* What is being asked: Set down each line of the data below exactly as it stands, dropping the pictures.
[Start of Material supplied]
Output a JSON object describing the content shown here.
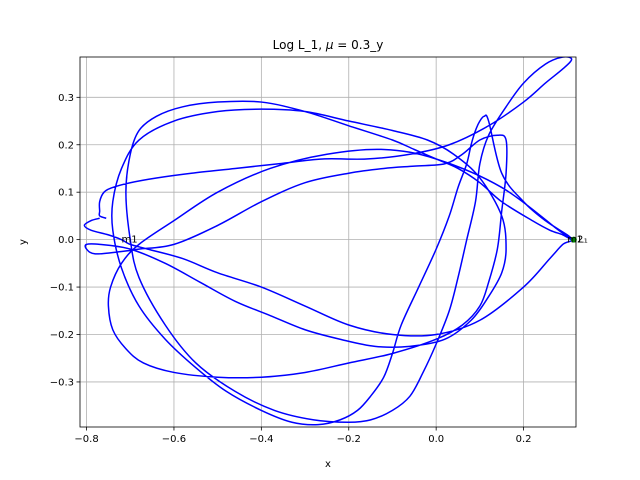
{
  "chart_data": {
    "type": "line",
    "title_prefix": "Log L_1, ",
    "title_mu": "μ",
    "title_suffix": " = 0.3_y",
    "xlabel": "x",
    "ylabel": "y",
    "xlim": [
      -0.815,
      0.32
    ],
    "ylim": [
      -0.395,
      0.385
    ],
    "xticks": [
      -0.8,
      -0.6,
      -0.4,
      -0.2,
      0.0,
      0.2
    ],
    "xtick_labels": [
      "−0.8",
      "−0.6",
      "−0.4",
      "−0.2",
      "0.0",
      "0.2"
    ],
    "yticks": [
      -0.3,
      -0.2,
      -0.1,
      0.0,
      0.1,
      0.2,
      0.3
    ],
    "ytick_labels": [
      "−0.3",
      "−0.2",
      "−0.1",
      "0.0",
      "0.1",
      "0.2",
      "0.3"
    ],
    "grid": true,
    "series": [
      {
        "color": "#0000ff",
        "x": [
          -0.77,
          -0.79,
          -0.805,
          -0.79,
          -0.75,
          -0.72,
          -0.7,
          -0.66,
          -0.58,
          -0.5,
          -0.4,
          -0.3,
          -0.2,
          -0.1,
          0.0,
          0.1,
          0.2,
          0.26,
          0.29,
          0.31,
          0.28,
          0.15,
          0.0,
          -0.12,
          -0.25,
          -0.38,
          -0.5,
          -0.6,
          -0.68,
          -0.72,
          -0.745,
          -0.75,
          -0.74,
          -0.71,
          -0.67,
          -0.6,
          -0.5,
          -0.4,
          -0.3,
          -0.2,
          -0.1,
          0.0,
          0.06,
          0.1,
          0.12,
          0.14,
          0.15,
          0.16,
          0.16,
          0.14,
          0.1,
          0.06,
          0.02,
          -0.05,
          -0.12,
          -0.2,
          -0.3,
          -0.4,
          -0.5,
          -0.6,
          -0.68,
          -0.72,
          -0.78,
          -0.8,
          -0.8,
          -0.77,
          -0.7,
          -0.62,
          -0.54,
          -0.46,
          -0.38,
          -0.3,
          -0.22,
          -0.14,
          -0.06,
          0.02,
          0.08,
          0.12,
          0.15,
          0.16,
          0.15,
          0.1,
          0.04,
          -0.02,
          -0.1,
          -0.2,
          -0.3,
          -0.4,
          -0.5,
          -0.6,
          -0.68,
          -0.72,
          -0.74,
          -0.74,
          -0.72,
          -0.68,
          -0.62,
          -0.55,
          -0.48,
          -0.4,
          -0.33,
          -0.27,
          -0.22,
          -0.18,
          -0.15,
          -0.12,
          -0.1,
          -0.08,
          -0.04,
          0.0,
          0.03,
          0.05,
          0.07,
          0.08,
          0.09,
          0.1,
          0.11,
          0.12,
          0.15,
          0.2,
          0.25,
          0.3,
          0.31,
          0.29,
          0.26,
          0.22,
          0.15,
          0.1,
          0.05,
          0.0,
          -0.05,
          -0.1,
          -0.2,
          -0.3,
          -0.4,
          -0.5,
          -0.58,
          -0.64,
          -0.68,
          -0.7,
          -0.71,
          -0.7,
          -0.68,
          -0.62,
          -0.55,
          -0.46,
          -0.37,
          -0.28,
          -0.2,
          -0.15,
          -0.1,
          -0.06,
          -0.03,
          0.0,
          0.03,
          0.05,
          0.07,
          0.09,
          0.1,
          0.12,
          0.16,
          0.2,
          0.25,
          0.29,
          0.31,
          0.29,
          0.25,
          0.2,
          0.12,
          0.03,
          -0.06,
          -0.16,
          -0.26,
          -0.36,
          -0.46,
          -0.56,
          -0.64,
          -0.7,
          -0.74,
          -0.76,
          -0.77,
          -0.77,
          -0.77,
          -0.755
        ],
        "y": [
          0.045,
          0.04,
          0.03,
          0.02,
          0.01,
          0.0,
          -0.01,
          -0.02,
          -0.04,
          -0.07,
          -0.1,
          -0.14,
          -0.18,
          -0.2,
          -0.2,
          -0.17,
          -0.1,
          -0.04,
          -0.01,
          0.0,
          0.02,
          0.11,
          0.17,
          0.19,
          0.18,
          0.15,
          0.1,
          0.04,
          -0.01,
          -0.05,
          -0.1,
          -0.14,
          -0.19,
          -0.23,
          -0.26,
          -0.28,
          -0.29,
          -0.29,
          -0.28,
          -0.26,
          -0.24,
          -0.21,
          -0.18,
          -0.14,
          -0.09,
          -0.02,
          0.06,
          0.14,
          0.21,
          0.22,
          0.21,
          0.18,
          0.16,
          0.155,
          0.15,
          0.14,
          0.12,
          0.08,
          0.03,
          -0.01,
          -0.02,
          -0.025,
          -0.03,
          -0.02,
          -0.01,
          -0.01,
          -0.02,
          -0.05,
          -0.09,
          -0.13,
          -0.16,
          -0.19,
          -0.21,
          -0.225,
          -0.225,
          -0.21,
          -0.17,
          -0.12,
          -0.07,
          -0.02,
          0.05,
          0.13,
          0.18,
          0.21,
          0.23,
          0.25,
          0.27,
          0.275,
          0.27,
          0.25,
          0.21,
          0.15,
          0.08,
          0.02,
          -0.06,
          -0.14,
          -0.21,
          -0.27,
          -0.32,
          -0.36,
          -0.385,
          -0.39,
          -0.38,
          -0.36,
          -0.33,
          -0.29,
          -0.24,
          -0.18,
          -0.1,
          -0.02,
          0.05,
          0.11,
          0.16,
          0.2,
          0.23,
          0.25,
          0.26,
          0.25,
          0.14,
          0.08,
          0.04,
          0.01,
          0.0,
          0.01,
          0.02,
          0.04,
          0.08,
          0.12,
          0.15,
          0.17,
          0.19,
          0.21,
          0.24,
          0.27,
          0.29,
          0.29,
          0.28,
          0.26,
          0.23,
          0.18,
          0.1,
          0.0,
          -0.08,
          -0.18,
          -0.26,
          -0.32,
          -0.36,
          -0.38,
          -0.385,
          -0.38,
          -0.36,
          -0.33,
          -0.28,
          -0.22,
          -0.15,
          -0.08,
          0.0,
          0.08,
          0.16,
          0.22,
          0.28,
          0.33,
          0.37,
          0.385,
          0.38,
          0.36,
          0.33,
          0.29,
          0.24,
          0.2,
          0.18,
          0.17,
          0.17,
          0.16,
          0.15,
          0.14,
          0.13,
          0.12,
          0.11,
          0.1,
          0.08,
          0.06,
          0.05,
          0.045
        ]
      }
    ],
    "annotations": [
      {
        "text": "m1",
        "x": -0.72,
        "y": 0.0
      },
      {
        "text": "m2",
        "x": 0.3,
        "y": 0.0
      },
      {
        "text": "L₁",
        "x": 0.325,
        "y": 0.0
      }
    ],
    "markers": [
      {
        "x": 0.315,
        "y": 0.0,
        "color": "#008000"
      }
    ]
  }
}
[End of Material supplied]
* Solution to the exercise:
Output a JSON object describing the content shown here.
{
  "chart_data": {
    "type": "line",
    "title_prefix": "Log L_1, ",
    "title_mu": "μ",
    "title_suffix": " = 0.3_y",
    "xlabel": "x",
    "ylabel": "y",
    "xlim": [
      -0.815,
      0.32
    ],
    "ylim": [
      -0.395,
      0.385
    ],
    "xticks": [
      -0.8,
      -0.6,
      -0.4,
      -0.2,
      0.0,
      0.2
    ],
    "xtick_labels": [
      "−0.8",
      "−0.6",
      "−0.4",
      "−0.2",
      "0.0",
      "0.2"
    ],
    "yticks": [
      -0.3,
      -0.2,
      -0.1,
      0.0,
      0.1,
      0.2,
      0.3
    ],
    "ytick_labels": [
      "−0.3",
      "−0.2",
      "−0.1",
      "0.0",
      "0.1",
      "0.2",
      "0.3"
    ],
    "grid": true,
    "series": [
      {
        "color": "#0000ff",
        "x": [
          -0.77,
          -0.79,
          -0.805,
          -0.79,
          -0.75,
          -0.72,
          -0.7,
          -0.66,
          -0.58,
          -0.5,
          -0.4,
          -0.3,
          -0.2,
          -0.1,
          0.0,
          0.1,
          0.2,
          0.26,
          0.29,
          0.31,
          0.28,
          0.15,
          0.0,
          -0.12,
          -0.25,
          -0.38,
          -0.5,
          -0.6,
          -0.68,
          -0.72,
          -0.745,
          -0.75,
          -0.74,
          -0.71,
          -0.67,
          -0.6,
          -0.5,
          -0.4,
          -0.3,
          -0.2,
          -0.1,
          0.0,
          0.06,
          0.1,
          0.12,
          0.14,
          0.15,
          0.16,
          0.16,
          0.14,
          0.1,
          0.06,
          0.02,
          -0.05,
          -0.12,
          -0.2,
          -0.3,
          -0.4,
          -0.5,
          -0.6,
          -0.68,
          -0.72,
          -0.78,
          -0.8,
          -0.8,
          -0.77,
          -0.7,
          -0.62,
          -0.54,
          -0.46,
          -0.38,
          -0.3,
          -0.22,
          -0.14,
          -0.06,
          0.02,
          0.08,
          0.12,
          0.15,
          0.16,
          0.15,
          0.1,
          0.04,
          -0.02,
          -0.1,
          -0.2,
          -0.3,
          -0.4,
          -0.5,
          -0.6,
          -0.68,
          -0.72,
          -0.74,
          -0.74,
          -0.72,
          -0.68,
          -0.62,
          -0.55,
          -0.48,
          -0.4,
          -0.33,
          -0.27,
          -0.22,
          -0.18,
          -0.15,
          -0.12,
          -0.1,
          -0.08,
          -0.04,
          0.0,
          0.03,
          0.05,
          0.07,
          0.08,
          0.09,
          0.1,
          0.11,
          0.12,
          0.15,
          0.2,
          0.25,
          0.3,
          0.31,
          0.29,
          0.26,
          0.22,
          0.15,
          0.1,
          0.05,
          0.0,
          -0.05,
          -0.1,
          -0.2,
          -0.3,
          -0.4,
          -0.5,
          -0.58,
          -0.64,
          -0.68,
          -0.7,
          -0.71,
          -0.7,
          -0.68,
          -0.62,
          -0.55,
          -0.46,
          -0.37,
          -0.28,
          -0.2,
          -0.15,
          -0.1,
          -0.06,
          -0.03,
          0.0,
          0.03,
          0.05,
          0.07,
          0.09,
          0.1,
          0.12,
          0.16,
          0.2,
          0.25,
          0.29,
          0.31,
          0.29,
          0.25,
          0.2,
          0.12,
          0.03,
          -0.06,
          -0.16,
          -0.26,
          -0.36,
          -0.46,
          -0.56,
          -0.64,
          -0.7,
          -0.74,
          -0.76,
          -0.77,
          -0.77,
          -0.77,
          -0.755
        ],
        "y": [
          0.045,
          0.04,
          0.03,
          0.02,
          0.01,
          0.0,
          -0.01,
          -0.02,
          -0.04,
          -0.07,
          -0.1,
          -0.14,
          -0.18,
          -0.2,
          -0.2,
          -0.17,
          -0.1,
          -0.04,
          -0.01,
          0.0,
          0.02,
          0.11,
          0.17,
          0.19,
          0.18,
          0.15,
          0.1,
          0.04,
          -0.01,
          -0.05,
          -0.1,
          -0.14,
          -0.19,
          -0.23,
          -0.26,
          -0.28,
          -0.29,
          -0.29,
          -0.28,
          -0.26,
          -0.24,
          -0.21,
          -0.18,
          -0.14,
          -0.09,
          -0.02,
          0.06,
          0.14,
          0.21,
          0.22,
          0.21,
          0.18,
          0.16,
          0.155,
          0.15,
          0.14,
          0.12,
          0.08,
          0.03,
          -0.01,
          -0.02,
          -0.025,
          -0.03,
          -0.02,
          -0.01,
          -0.01,
          -0.02,
          -0.05,
          -0.09,
          -0.13,
          -0.16,
          -0.19,
          -0.21,
          -0.225,
          -0.225,
          -0.21,
          -0.17,
          -0.12,
          -0.07,
          -0.02,
          0.05,
          0.13,
          0.18,
          0.21,
          0.23,
          0.25,
          0.27,
          0.275,
          0.27,
          0.25,
          0.21,
          0.15,
          0.08,
          0.02,
          -0.06,
          -0.14,
          -0.21,
          -0.27,
          -0.32,
          -0.36,
          -0.385,
          -0.39,
          -0.38,
          -0.36,
          -0.33,
          -0.29,
          -0.24,
          -0.18,
          -0.1,
          -0.02,
          0.05,
          0.11,
          0.16,
          0.2,
          0.23,
          0.25,
          0.26,
          0.25,
          0.14,
          0.08,
          0.04,
          0.01,
          0.0,
          0.01,
          0.02,
          0.04,
          0.08,
          0.12,
          0.15,
          0.17,
          0.19,
          0.21,
          0.24,
          0.27,
          0.29,
          0.29,
          0.28,
          0.26,
          0.23,
          0.18,
          0.1,
          0.0,
          -0.08,
          -0.18,
          -0.26,
          -0.32,
          -0.36,
          -0.38,
          -0.385,
          -0.38,
          -0.36,
          -0.33,
          -0.28,
          -0.22,
          -0.15,
          -0.08,
          0.0,
          0.08,
          0.16,
          0.22,
          0.28,
          0.33,
          0.37,
          0.385,
          0.38,
          0.36,
          0.33,
          0.29,
          0.24,
          0.2,
          0.18,
          0.17,
          0.17,
          0.16,
          0.15,
          0.14,
          0.13,
          0.12,
          0.11,
          0.1,
          0.08,
          0.06,
          0.05,
          0.045
        ]
      }
    ],
    "annotations": [
      {
        "text": "m1",
        "x": -0.72,
        "y": 0.0
      },
      {
        "text": "m2",
        "x": 0.3,
        "y": 0.0
      },
      {
        "text": "L₁",
        "x": 0.325,
        "y": 0.0
      }
    ],
    "markers": [
      {
        "x": 0.315,
        "y": 0.0,
        "color": "#008000"
      }
    ]
  }
}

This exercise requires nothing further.